[Recorded data]
# # # #

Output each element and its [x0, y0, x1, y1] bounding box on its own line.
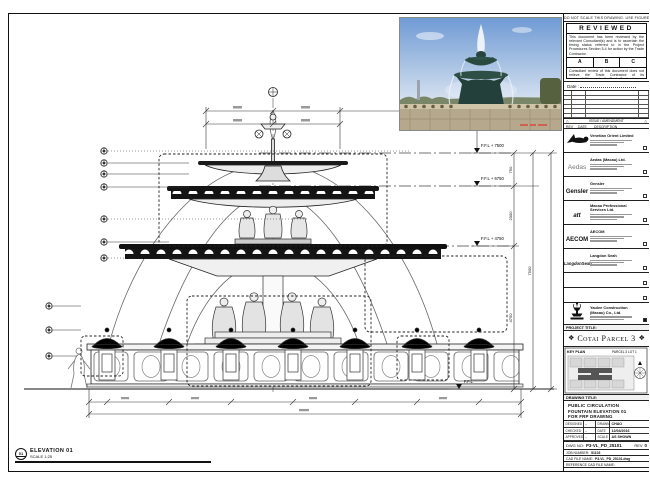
dwg-no-label: DWG NO:: [566, 443, 584, 448]
designed-label: DESIGNED: [564, 421, 584, 427]
company-checkbox: [643, 266, 647, 270]
company-block-aecom: AECOM AECOM: [564, 225, 649, 249]
drawing-info-table: DESIGNED - DRAWN CHAO CHECKED - DATE 12/…: [564, 421, 649, 442]
contractor-block: Yaulee Construction (Macau) Co., Ltd.: [564, 303, 649, 325]
svg-text:750: 750: [508, 166, 513, 173]
rev-col-label: REV: [566, 125, 578, 129]
company-name: Macau Professional Services Ltd.: [590, 204, 643, 213]
reviewed-title: REVIEWED: [567, 24, 646, 34]
detail-bubble: 01: [15, 448, 27, 460]
job-number-value: 51103: [591, 451, 600, 455]
approved-value: -: [584, 434, 596, 440]
stamp-text-1: This document has been reviewed by the r…: [567, 34, 646, 57]
company-checkbox: [643, 146, 647, 150]
banner-ornament-icon: ❖: [568, 335, 574, 342]
date-fill-line: [580, 84, 636, 88]
stamp-option-c: C: [620, 58, 646, 67]
fountain-photo: [399, 17, 562, 131]
company-checkbox: [643, 194, 647, 198]
large-basin: [119, 244, 447, 276]
company-address: [590, 164, 643, 170]
svg-text:F.F.L + 7500: F.F.L + 7500: [481, 143, 504, 148]
stamp-date-row: Date :: [564, 82, 649, 91]
dwg-number-row: DWG NO: P3-VL_PD_25101 REV 0: [564, 442, 649, 450]
rev-label: REV: [634, 443, 642, 448]
elevation-title-block: 01 ELEVATION 01 SCALE 1:25: [15, 448, 215, 463]
company-address: [590, 260, 643, 266]
company-name: AECOM: [590, 230, 643, 234]
company-checkbox: [643, 242, 647, 246]
checked-value: -: [584, 428, 596, 434]
company-block-aedas: Aedas Aedas (Macau) Ltd.: [564, 153, 649, 177]
key-plan-parcel-label: PARCEL 3 LOT 1: [612, 350, 637, 354]
revision-table: [564, 91, 649, 119]
triangle-icon: △: [644, 119, 647, 123]
date-label: DATE: [596, 428, 610, 434]
langdonseah-logo: LangdonSeah: [564, 261, 592, 266]
elevation-scale: SCALE 1:25: [30, 454, 73, 459]
photo-watermark: [520, 124, 547, 126]
dwg-no-value: P3-VL_PD_25101: [586, 443, 622, 448]
drawn-label: DRAWN: [596, 421, 610, 427]
stamp-text-2: Consultant review of this document does …: [567, 68, 646, 79]
svg-text:4750: 4750: [508, 313, 513, 323]
scale-value: AS SHOWN: [610, 434, 649, 440]
svg-text:F.F.L: F.F.L: [464, 379, 474, 384]
venetian-lion-logo-icon: [564, 131, 590, 150]
rev-value: 0: [645, 443, 647, 448]
title-block: DO NOT SCALE THIS DRAWING. USE FIGURED D…: [563, 14, 649, 471]
checked-label: CHECKED: [564, 428, 584, 434]
project-name: Cotai Parcel 3: [577, 334, 635, 343]
empty-consultant-box: [564, 288, 649, 303]
scale-figure: [68, 348, 90, 388]
drawing-title-line: FOR FRP DRAWING: [568, 414, 649, 420]
sheet-note: DO NOT SCALE THIS DRAWING. USE FIGURED D…: [564, 14, 649, 22]
issue-label: ISSUE / AMENDMENT: [589, 119, 624, 123]
key-plan-map: [568, 356, 646, 390]
date-label: Date :: [567, 84, 579, 89]
key-plan: KEY PLAN PARCEL 3 LOT 1: [564, 347, 649, 395]
aedas-logo: Aedas: [568, 164, 586, 171]
revision-row: [564, 114, 649, 119]
company-checkbox: [643, 218, 647, 222]
svg-text:2000: 2000: [508, 211, 513, 221]
company-block-mps: att Macau Professional Services Ltd.: [564, 201, 649, 225]
cad-file-label: CAD FILE NAME:: [566, 457, 593, 461]
company-name: Aedas (Macau) Ltd.: [590, 158, 643, 162]
obelisk: [417, 80, 420, 100]
mps-logo: att: [573, 213, 580, 219]
company-address: [590, 140, 643, 146]
company-address: [590, 214, 643, 220]
stamp-options: A B C: [567, 57, 646, 68]
basin-wall: [400, 109, 561, 130]
banner-ornament-icon: ❖: [639, 335, 645, 342]
contractor-name: Yaulee Construction (Macau) Co., Ltd.: [590, 306, 643, 315]
designed-value: -: [584, 421, 596, 427]
middle-bowl: [167, 186, 379, 207]
triangle-icon: △: [566, 119, 569, 123]
reference-cad-row: REFERENCE CAD FILE NAME:: [564, 462, 649, 468]
base-figures: [195, 276, 351, 350]
upper-figures: [235, 206, 311, 244]
job-number-label: JOB NUMBER:: [566, 451, 589, 455]
gensler-logo: Gensler: [566, 189, 588, 195]
company-name: Langdon Seah: [590, 254, 643, 258]
reviewed-stamp: REVIEWED This document has been reviewed…: [564, 22, 649, 82]
reference-cad-label: REFERENCE CAD FILE NAME:: [566, 463, 615, 467]
company-address: [590, 188, 643, 194]
company-block-gensler: Gensler Gensler: [564, 177, 649, 201]
cad-file-value: P3-VL_PD_25101.dwg: [595, 457, 630, 461]
tree: [540, 78, 561, 104]
title-underline: [15, 461, 211, 463]
svg-text:7500: 7500: [527, 266, 532, 276]
company-block-venetian: Venetian Orient Limited: [564, 129, 649, 153]
date-value: 12/04/2016: [610, 428, 649, 434]
stamp-option-a: A: [567, 58, 594, 67]
company-name: Venetian Orient Limited: [590, 134, 643, 138]
revision-table-footer: △ ISSUE / AMENDMENT △ REV DATE DESCRIPTI…: [564, 119, 649, 129]
empty-consultant-box: [564, 273, 649, 288]
company-name: Gensler: [590, 182, 643, 186]
company-block-langdonseah: LangdonSeah Langdon Seah: [564, 249, 649, 273]
date-col-label: DATE: [578, 125, 594, 129]
drawing-title: PUBLIC CIRCULATION FOUNTAIN ELEVATION 01…: [564, 401, 649, 421]
company-address: [590, 236, 643, 242]
approved-label: APPROVED: [564, 434, 584, 440]
company-checkbox: [643, 170, 647, 174]
bottom-dimensions: [86, 389, 524, 418]
drawing-area: F.F.L + 7500 F.F.L + 6750 F.F.L + 4750 F…: [9, 14, 563, 471]
svg-text:F.F.L + 4750: F.F.L + 4750: [481, 236, 504, 241]
key-plan-label: KEY PLAN: [567, 350, 586, 354]
scale-label: SCALE: [596, 434, 610, 440]
drawn-value: CHAO: [610, 421, 649, 427]
drawing-sheet: F.F.L + 7500 F.F.L + 6750 F.F.L + 4750 F…: [8, 13, 649, 472]
fountain-logo-icon: [564, 302, 590, 325]
project-banner: ❖ Cotai Parcel 3 ❖: [564, 331, 649, 347]
aecom-logo: AECOM: [566, 237, 588, 243]
contractor-address: [590, 316, 643, 319]
svg-text:F.F.L + 6750: F.F.L + 6750: [481, 176, 504, 181]
stamp-option-b: B: [594, 58, 621, 67]
description-col-label: DESCRIPTION: [594, 125, 647, 129]
contractor-checkbox: [643, 318, 647, 322]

# # # #

— Written request —
Please reproduce every line of the material above without changing anything, and leave the pictures out.

— Full response —
Output each element and its [x0, y0, x1, y1] bounding box on its own line.
dwg-no-label: DWG NO:: [566, 443, 584, 448]
designed-label: DESIGNED: [564, 421, 584, 427]
company-checkbox: [643, 266, 647, 270]
company-block-aecom: AECOM AECOM: [564, 225, 649, 249]
drawing-info-table: DESIGNED - DRAWN CHAO CHECKED - DATE 12/…: [564, 421, 649, 442]
contractor-block: Yaulee Construction (Macau) Co., Ltd.: [564, 303, 649, 325]
svg-text:750: 750: [508, 166, 513, 173]
rev-col-label: REV: [566, 125, 578, 129]
company-name: Macau Professional Services Ltd.: [590, 204, 643, 213]
reviewed-title: REVIEWED: [567, 24, 646, 34]
detail-bubble: 01: [15, 448, 27, 460]
job-number-value: 51103: [591, 451, 600, 455]
approved-value: -: [584, 434, 596, 440]
stamp-text-1: This document has been reviewed by the r…: [567, 34, 646, 57]
company-checkbox: [643, 146, 647, 150]
banner-ornament-icon: ❖: [568, 335, 574, 342]
date-fill-line: [580, 84, 636, 88]
stamp-option-c: C: [620, 58, 646, 67]
fountain-photo: [399, 17, 562, 131]
company-checkbox: [643, 194, 647, 198]
large-basin: [119, 244, 447, 276]
company-address: [590, 164, 643, 170]
svg-text:F.F.L + 7500: F.F.L + 7500: [481, 143, 504, 148]
stamp-date-row: Date :: [564, 82, 649, 91]
dwg-number-row: DWG NO: P3-VL_PD_25101 REV 0: [564, 442, 649, 450]
rev-label: REV: [634, 443, 642, 448]
elevation-title-block: 01 ELEVATION 01 SCALE 1:25: [15, 448, 215, 463]
company-address: [590, 260, 643, 266]
company-name: AECOM: [590, 230, 643, 234]
company-checkbox: [643, 242, 647, 246]
checked-value: -: [584, 428, 596, 434]
company-block-aedas: Aedas Aedas (Macau) Ltd.: [564, 153, 649, 177]
key-plan-parcel-label: PARCEL 3 LOT 1: [612, 350, 637, 354]
revision-table: [564, 91, 649, 119]
triangle-icon: △: [644, 119, 647, 123]
date-label: DATE: [596, 428, 610, 434]
langdonseah-logo: LangdonSeah: [564, 261, 592, 266]
elevation-scale: SCALE 1:25: [30, 454, 73, 459]
photo-watermark: [520, 124, 547, 126]
dwg-no-value: P3-VL_PD_25101: [586, 443, 622, 448]
drawn-label: DRAWN: [596, 421, 610, 427]
stamp-text-2: Consultant review of this document does …: [567, 68, 646, 79]
svg-text:4750: 4750: [508, 313, 513, 323]
scale-value: AS SHOWN: [610, 434, 649, 440]
svg-text:F.F.L: F.F.L: [464, 379, 474, 384]
venetian-lion-logo-icon: [564, 131, 590, 150]
rev-value: 0: [645, 443, 647, 448]
title-block: DO NOT SCALE THIS DRAWING. USE FIGURED D…: [563, 14, 649, 471]
checked-label: CHECKED: [564, 428, 584, 434]
project-name: Cotai Parcel 3: [577, 334, 635, 343]
empty-consultant-box: [564, 288, 649, 303]
scale-figure: [68, 348, 90, 388]
drawing-title-line: FOR FRP DRAWING: [568, 414, 649, 420]
sheet-note: DO NOT SCALE THIS DRAWING. USE FIGURED D…: [564, 14, 649, 22]
issue-label: ISSUE / AMENDMENT: [589, 119, 624, 123]
key-plan-map: [568, 356, 646, 390]
date-label: Date :: [567, 84, 579, 89]
key-plan: KEY PLAN PARCEL 3 LOT 1: [564, 347, 649, 395]
aedas-logo: Aedas: [568, 164, 586, 171]
revision-row: [564, 114, 649, 119]
company-checkbox: [643, 218, 647, 222]
svg-text:2000: 2000: [508, 211, 513, 221]
company-block-mps: att Macau Professional Services Ltd.: [564, 201, 649, 225]
cad-file-label: CAD FILE NAME:: [566, 457, 593, 461]
company-name: Aedas (Macau) Ltd.: [590, 158, 643, 162]
obelisk: [417, 80, 420, 100]
mps-logo: att: [573, 213, 580, 219]
company-address: [590, 140, 643, 146]
company-address: [590, 214, 643, 220]
stamp-options: A B C: [567, 57, 646, 68]
basin-wall: [400, 109, 561, 130]
banner-ornament-icon: ❖: [639, 335, 645, 342]
contractor-name: Yaulee Construction (Macau) Co., Ltd.: [590, 306, 643, 315]
designed-value: -: [584, 421, 596, 427]
middle-bowl: [167, 186, 379, 207]
triangle-icon: △: [566, 119, 569, 123]
reference-cad-row: REFERENCE CAD FILE NAME:: [564, 462, 649, 468]
base-figures: [195, 276, 351, 350]
upper-figures: [235, 206, 311, 244]
job-number-label: JOB NUMBER:: [566, 451, 589, 455]
gensler-logo: Gensler: [566, 189, 588, 195]
company-name: Langdon Seah: [590, 254, 643, 258]
reviewed-stamp: REVIEWED This document has been reviewed…: [564, 22, 649, 82]
reference-cad-label: REFERENCE CAD FILE NAME:: [566, 463, 615, 467]
company-address: [590, 188, 643, 194]
company-block-gensler: Gensler Gensler: [564, 177, 649, 201]
cad-file-value: P3-VL_PD_25101.dwg: [595, 457, 630, 461]
tree: [540, 78, 561, 104]
title-underline: [15, 461, 211, 463]
svg-text:7500: 7500: [527, 266, 532, 276]
company-block-venetian: Venetian Orient Limited: [564, 129, 649, 153]
date-value: 12/04/2016: [610, 428, 649, 434]
stamp-option-a: A: [567, 58, 594, 67]
company-name: Venetian Orient Limited: [590, 134, 643, 138]
revision-table-footer: △ ISSUE / AMENDMENT △ REV DATE DESCRIPTI…: [564, 119, 649, 129]
empty-consultant-box: [564, 273, 649, 288]
company-name: Gensler: [590, 182, 643, 186]
company-block-langdonseah: LangdonSeah Langdon Seah: [564, 249, 649, 273]
date-col-label: DATE: [578, 125, 594, 129]
drawing-title: PUBLIC CIRCULATION FOUNTAIN ELEVATION 01…: [564, 401, 649, 421]
company-address: [590, 236, 643, 242]
approved-label: APPROVED: [564, 434, 584, 440]
company-checkbox: [643, 170, 647, 174]
bottom-dimensions: [86, 389, 524, 418]
drawing-area: F.F.L + 7500 F.F.L + 6750 F.F.L + 4750 F…: [9, 14, 563, 471]
svg-text:F.F.L + 4750: F.F.L + 4750: [481, 236, 504, 241]
key-plan-label: KEY PLAN: [567, 350, 586, 354]
scale-label: SCALE: [596, 434, 610, 440]
drawn-value: CHAO: [610, 421, 649, 427]
drawing-sheet: F.F.L + 7500 F.F.L + 6750 F.F.L + 4750 F…: [8, 13, 649, 472]
fountain-logo-icon: [564, 302, 590, 325]
project-banner: ❖ Cotai Parcel 3 ❖: [564, 331, 649, 347]
aecom-logo: AECOM: [566, 237, 588, 243]
contractor-address: [590, 316, 643, 319]
svg-text:F.F.L + 6750: F.F.L + 6750: [481, 176, 504, 181]
stamp-option-b: B: [594, 58, 621, 67]
description-col-label: DESCRIPTION: [594, 125, 647, 129]
contractor-checkbox: [643, 318, 647, 322]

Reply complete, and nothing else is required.